▸ **RECORDS PROVIDED**
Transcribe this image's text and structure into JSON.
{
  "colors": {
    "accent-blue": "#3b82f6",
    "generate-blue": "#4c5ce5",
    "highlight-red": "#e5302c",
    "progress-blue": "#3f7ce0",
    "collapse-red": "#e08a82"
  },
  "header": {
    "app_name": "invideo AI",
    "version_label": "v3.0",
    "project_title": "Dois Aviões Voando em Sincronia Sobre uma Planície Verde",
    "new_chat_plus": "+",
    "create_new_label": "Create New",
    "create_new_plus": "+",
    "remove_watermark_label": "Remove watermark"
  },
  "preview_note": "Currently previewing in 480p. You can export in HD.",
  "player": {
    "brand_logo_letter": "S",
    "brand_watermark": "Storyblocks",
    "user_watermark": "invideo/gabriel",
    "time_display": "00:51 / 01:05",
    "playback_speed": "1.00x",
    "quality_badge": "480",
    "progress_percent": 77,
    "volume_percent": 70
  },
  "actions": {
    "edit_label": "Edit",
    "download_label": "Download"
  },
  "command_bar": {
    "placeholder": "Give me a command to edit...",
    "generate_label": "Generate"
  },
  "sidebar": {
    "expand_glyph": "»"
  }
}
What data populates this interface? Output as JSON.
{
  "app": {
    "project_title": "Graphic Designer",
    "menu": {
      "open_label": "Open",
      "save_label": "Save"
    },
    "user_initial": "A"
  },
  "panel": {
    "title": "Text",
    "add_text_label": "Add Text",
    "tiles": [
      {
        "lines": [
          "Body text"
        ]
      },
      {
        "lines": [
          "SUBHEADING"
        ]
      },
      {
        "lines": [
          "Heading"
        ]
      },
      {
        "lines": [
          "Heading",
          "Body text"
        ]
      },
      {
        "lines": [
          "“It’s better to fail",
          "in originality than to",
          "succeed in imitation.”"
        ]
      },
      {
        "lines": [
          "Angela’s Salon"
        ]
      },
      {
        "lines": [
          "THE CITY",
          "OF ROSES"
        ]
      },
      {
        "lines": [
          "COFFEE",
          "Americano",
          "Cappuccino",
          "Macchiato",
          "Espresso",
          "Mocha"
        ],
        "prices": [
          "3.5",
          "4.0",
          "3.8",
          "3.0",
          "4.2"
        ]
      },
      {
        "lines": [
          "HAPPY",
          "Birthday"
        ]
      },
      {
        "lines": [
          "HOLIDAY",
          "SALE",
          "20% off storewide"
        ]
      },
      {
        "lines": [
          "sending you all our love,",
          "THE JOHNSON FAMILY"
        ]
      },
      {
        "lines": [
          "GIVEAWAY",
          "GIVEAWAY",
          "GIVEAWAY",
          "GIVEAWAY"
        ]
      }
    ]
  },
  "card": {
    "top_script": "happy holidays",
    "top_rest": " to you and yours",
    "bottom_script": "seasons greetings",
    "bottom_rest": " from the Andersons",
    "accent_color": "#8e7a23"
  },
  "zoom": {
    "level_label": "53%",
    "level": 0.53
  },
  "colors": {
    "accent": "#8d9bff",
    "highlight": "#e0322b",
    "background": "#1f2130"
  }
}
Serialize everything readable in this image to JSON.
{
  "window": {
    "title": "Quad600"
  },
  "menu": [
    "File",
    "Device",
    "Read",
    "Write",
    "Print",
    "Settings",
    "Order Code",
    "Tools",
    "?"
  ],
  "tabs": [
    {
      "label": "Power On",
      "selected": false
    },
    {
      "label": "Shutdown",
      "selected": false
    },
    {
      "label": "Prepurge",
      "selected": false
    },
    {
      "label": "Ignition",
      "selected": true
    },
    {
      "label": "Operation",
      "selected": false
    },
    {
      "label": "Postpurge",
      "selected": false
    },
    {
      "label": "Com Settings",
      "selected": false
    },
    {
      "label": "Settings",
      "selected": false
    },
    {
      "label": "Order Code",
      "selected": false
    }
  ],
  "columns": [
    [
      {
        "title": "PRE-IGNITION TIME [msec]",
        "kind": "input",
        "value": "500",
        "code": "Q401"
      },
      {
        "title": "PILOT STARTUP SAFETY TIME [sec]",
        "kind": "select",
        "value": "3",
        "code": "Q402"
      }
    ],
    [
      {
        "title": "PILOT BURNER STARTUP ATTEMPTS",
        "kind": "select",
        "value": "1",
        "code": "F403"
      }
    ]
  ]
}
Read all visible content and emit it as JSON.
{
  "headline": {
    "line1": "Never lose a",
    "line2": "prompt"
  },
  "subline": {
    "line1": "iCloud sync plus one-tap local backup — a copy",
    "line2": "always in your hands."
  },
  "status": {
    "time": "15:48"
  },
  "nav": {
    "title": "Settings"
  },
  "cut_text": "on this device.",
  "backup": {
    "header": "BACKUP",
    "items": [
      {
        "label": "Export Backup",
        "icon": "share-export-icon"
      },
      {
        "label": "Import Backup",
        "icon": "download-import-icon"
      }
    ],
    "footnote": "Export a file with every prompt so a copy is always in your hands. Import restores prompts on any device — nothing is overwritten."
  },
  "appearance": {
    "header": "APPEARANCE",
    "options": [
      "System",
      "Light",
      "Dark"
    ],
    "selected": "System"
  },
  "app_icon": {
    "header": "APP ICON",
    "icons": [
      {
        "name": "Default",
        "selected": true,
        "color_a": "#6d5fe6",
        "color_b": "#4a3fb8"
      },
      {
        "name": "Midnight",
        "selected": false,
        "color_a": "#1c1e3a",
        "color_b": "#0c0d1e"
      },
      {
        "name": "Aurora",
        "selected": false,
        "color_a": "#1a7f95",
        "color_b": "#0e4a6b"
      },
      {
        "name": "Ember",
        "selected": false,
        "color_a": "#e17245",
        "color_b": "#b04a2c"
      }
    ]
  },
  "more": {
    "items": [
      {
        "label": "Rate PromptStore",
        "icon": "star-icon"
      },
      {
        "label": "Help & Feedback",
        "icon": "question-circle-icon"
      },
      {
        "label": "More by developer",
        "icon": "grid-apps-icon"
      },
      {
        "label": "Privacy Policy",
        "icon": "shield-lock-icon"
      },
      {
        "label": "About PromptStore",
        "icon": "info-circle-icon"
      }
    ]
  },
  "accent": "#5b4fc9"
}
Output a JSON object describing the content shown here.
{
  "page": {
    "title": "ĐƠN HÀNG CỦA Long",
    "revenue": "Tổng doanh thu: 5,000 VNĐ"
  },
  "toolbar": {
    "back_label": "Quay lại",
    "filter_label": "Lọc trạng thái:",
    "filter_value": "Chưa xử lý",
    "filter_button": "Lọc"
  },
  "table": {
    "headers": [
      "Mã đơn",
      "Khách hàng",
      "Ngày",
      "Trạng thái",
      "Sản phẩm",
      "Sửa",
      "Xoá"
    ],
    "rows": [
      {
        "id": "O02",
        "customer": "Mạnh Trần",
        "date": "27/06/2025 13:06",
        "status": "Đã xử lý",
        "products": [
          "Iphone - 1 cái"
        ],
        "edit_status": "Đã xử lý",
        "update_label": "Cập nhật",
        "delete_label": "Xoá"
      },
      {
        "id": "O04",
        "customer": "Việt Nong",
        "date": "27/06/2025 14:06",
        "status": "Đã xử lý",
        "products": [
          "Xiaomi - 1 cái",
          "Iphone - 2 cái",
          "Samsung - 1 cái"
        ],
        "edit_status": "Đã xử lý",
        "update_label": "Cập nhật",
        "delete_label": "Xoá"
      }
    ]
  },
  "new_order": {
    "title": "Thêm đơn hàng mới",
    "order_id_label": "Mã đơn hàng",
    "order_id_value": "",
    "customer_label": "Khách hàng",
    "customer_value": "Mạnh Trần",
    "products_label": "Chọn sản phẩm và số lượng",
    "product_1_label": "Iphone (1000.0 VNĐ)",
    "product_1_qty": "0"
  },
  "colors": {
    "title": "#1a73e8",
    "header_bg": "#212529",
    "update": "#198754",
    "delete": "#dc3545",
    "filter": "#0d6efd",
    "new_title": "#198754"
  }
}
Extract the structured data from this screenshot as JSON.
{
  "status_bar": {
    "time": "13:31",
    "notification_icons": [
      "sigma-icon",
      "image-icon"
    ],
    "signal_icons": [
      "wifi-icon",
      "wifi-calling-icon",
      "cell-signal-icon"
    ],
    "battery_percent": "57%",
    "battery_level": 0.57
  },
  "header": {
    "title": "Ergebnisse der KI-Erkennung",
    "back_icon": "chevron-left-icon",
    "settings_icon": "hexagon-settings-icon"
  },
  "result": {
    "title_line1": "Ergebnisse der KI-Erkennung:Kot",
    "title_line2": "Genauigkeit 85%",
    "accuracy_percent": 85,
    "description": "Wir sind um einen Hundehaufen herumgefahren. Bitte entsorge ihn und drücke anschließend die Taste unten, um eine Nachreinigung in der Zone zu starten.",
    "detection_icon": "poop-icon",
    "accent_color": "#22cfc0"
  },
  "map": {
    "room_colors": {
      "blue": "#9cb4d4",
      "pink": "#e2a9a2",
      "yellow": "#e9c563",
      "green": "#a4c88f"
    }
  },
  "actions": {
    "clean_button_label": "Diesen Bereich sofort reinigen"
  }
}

▸ **REQUIREMENTS**
Copy every line in the entries above that has the string "Erkennung" in it.

▸ **OUTPUT BELOW**
    "title": "Ergebnisse der KI-Erkennung",
    "title_line1": "Ergebnisse der KI-Erkennung:Kot",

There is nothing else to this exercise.